--- start Records supplied ---
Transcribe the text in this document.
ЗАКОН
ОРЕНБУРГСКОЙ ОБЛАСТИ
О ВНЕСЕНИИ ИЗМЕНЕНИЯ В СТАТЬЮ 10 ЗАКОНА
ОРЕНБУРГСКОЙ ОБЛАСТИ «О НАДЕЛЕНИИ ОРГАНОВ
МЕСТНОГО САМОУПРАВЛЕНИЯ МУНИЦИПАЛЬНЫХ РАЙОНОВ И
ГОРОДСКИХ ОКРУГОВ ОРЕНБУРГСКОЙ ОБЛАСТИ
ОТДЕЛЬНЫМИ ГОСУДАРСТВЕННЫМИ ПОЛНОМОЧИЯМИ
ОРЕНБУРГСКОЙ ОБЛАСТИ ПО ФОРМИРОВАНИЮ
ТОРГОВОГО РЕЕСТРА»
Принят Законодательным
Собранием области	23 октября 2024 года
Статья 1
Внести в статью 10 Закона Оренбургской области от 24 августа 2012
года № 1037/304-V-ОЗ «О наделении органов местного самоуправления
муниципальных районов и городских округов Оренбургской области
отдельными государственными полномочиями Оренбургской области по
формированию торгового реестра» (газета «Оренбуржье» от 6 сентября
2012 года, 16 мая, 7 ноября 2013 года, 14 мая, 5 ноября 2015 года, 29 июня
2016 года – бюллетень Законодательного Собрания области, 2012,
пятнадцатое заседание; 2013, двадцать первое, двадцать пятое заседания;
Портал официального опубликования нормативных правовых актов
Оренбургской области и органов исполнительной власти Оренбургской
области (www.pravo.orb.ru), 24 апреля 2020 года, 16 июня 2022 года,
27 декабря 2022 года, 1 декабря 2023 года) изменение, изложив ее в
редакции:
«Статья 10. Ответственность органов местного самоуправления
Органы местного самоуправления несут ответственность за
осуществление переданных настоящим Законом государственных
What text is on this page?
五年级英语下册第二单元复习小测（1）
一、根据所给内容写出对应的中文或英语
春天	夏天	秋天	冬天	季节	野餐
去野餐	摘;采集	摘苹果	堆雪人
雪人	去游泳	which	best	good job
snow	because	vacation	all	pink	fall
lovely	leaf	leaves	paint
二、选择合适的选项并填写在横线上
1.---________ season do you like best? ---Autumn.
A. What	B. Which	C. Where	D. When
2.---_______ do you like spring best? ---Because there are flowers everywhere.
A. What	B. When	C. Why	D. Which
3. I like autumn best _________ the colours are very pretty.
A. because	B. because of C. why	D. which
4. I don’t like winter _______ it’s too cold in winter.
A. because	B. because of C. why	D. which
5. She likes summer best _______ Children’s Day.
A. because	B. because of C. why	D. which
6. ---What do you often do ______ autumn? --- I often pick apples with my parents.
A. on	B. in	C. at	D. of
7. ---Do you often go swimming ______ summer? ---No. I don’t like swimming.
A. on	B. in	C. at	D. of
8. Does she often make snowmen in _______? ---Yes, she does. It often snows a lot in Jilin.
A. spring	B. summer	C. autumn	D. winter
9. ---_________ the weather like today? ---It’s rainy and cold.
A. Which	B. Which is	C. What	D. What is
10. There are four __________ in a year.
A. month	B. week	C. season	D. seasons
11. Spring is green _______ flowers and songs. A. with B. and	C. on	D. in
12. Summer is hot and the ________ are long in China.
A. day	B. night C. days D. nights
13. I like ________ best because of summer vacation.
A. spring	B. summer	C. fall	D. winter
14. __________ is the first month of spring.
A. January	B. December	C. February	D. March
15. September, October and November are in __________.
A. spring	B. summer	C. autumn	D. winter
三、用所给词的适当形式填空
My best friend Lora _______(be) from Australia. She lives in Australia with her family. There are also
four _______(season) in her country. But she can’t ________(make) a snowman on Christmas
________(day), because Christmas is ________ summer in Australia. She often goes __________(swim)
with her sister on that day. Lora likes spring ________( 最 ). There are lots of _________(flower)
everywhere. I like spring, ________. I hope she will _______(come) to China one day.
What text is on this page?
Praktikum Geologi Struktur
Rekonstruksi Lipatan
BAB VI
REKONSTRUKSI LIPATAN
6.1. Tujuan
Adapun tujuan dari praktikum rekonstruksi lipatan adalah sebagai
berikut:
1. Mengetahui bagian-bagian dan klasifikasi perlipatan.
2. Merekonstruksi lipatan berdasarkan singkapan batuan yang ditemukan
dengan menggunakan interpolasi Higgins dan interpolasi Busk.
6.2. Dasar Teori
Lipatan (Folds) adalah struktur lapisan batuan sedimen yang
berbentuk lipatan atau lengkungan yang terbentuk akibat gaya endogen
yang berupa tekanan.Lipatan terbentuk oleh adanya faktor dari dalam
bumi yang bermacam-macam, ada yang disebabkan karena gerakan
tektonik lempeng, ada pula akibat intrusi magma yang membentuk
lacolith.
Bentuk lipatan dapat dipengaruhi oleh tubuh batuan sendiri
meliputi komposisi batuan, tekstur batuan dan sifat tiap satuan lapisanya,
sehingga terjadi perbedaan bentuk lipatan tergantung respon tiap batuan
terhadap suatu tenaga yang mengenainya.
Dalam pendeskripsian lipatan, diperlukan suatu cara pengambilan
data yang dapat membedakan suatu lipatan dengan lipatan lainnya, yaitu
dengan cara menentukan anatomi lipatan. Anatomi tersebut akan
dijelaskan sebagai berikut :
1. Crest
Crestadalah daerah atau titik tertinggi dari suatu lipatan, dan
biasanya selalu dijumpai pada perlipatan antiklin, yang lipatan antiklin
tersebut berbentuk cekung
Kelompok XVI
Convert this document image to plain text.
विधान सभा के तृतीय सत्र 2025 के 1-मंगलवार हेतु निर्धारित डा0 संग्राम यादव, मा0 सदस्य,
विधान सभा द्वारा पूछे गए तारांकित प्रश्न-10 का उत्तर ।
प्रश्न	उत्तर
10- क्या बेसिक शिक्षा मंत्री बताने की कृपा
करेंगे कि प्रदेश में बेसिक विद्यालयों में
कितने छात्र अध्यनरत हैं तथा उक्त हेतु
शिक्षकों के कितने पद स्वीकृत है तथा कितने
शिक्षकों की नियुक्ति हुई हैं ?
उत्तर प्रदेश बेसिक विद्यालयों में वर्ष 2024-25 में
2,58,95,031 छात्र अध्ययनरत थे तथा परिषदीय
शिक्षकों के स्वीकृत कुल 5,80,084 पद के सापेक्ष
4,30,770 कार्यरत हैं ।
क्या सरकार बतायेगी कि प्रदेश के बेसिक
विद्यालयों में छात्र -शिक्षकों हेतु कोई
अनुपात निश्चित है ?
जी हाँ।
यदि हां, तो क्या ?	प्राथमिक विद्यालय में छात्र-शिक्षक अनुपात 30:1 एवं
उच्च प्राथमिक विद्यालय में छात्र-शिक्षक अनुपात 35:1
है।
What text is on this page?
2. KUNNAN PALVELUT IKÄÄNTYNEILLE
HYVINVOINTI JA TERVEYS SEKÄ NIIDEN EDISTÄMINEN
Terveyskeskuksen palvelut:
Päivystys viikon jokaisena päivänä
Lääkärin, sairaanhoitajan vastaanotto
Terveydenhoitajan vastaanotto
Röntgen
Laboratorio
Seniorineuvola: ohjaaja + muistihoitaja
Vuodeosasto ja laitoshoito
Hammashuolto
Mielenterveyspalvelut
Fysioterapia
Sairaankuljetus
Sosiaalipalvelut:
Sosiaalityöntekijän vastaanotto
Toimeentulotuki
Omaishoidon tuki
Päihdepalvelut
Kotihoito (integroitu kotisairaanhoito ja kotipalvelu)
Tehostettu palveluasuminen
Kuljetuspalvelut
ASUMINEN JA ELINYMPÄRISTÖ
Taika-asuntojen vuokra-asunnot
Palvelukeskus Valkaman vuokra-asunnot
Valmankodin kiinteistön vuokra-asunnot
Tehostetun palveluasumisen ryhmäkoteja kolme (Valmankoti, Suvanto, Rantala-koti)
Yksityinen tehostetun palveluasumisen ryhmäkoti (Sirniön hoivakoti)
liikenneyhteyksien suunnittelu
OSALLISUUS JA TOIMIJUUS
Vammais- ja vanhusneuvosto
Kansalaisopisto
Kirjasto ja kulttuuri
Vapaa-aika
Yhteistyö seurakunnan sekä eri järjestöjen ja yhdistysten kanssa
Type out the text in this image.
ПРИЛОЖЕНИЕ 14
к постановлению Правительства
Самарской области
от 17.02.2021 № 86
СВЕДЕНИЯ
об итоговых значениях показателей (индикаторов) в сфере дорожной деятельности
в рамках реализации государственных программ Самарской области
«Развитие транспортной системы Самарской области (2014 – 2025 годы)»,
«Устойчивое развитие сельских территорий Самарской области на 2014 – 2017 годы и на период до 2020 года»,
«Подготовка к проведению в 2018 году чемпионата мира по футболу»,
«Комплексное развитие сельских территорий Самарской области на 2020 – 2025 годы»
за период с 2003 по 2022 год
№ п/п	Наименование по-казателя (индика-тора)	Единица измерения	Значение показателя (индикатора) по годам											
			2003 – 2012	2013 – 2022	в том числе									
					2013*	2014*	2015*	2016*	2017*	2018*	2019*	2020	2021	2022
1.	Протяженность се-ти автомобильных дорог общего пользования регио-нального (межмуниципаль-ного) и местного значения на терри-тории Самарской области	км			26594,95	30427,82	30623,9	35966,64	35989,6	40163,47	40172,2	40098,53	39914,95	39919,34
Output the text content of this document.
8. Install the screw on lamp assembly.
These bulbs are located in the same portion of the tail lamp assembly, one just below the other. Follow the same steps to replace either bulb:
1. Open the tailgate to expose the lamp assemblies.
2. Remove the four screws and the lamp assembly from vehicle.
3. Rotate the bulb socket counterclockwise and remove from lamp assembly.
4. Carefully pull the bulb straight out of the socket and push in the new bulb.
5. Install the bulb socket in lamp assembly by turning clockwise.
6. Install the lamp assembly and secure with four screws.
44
--- end Records supplied ---
Gather every line containing the word "suatu" and copy it.

* Answer below
terhadap suatu tenaga yang mengenainya.
Dalam pendeskripsian lipatan, diperlukan suatu cara pengambilan
data yang dapat membedakan suatu lipatan dengan lipatan lainnya, yaitu
Crestadalah daerah atau titik tertinggi dari suatu lipatan, dan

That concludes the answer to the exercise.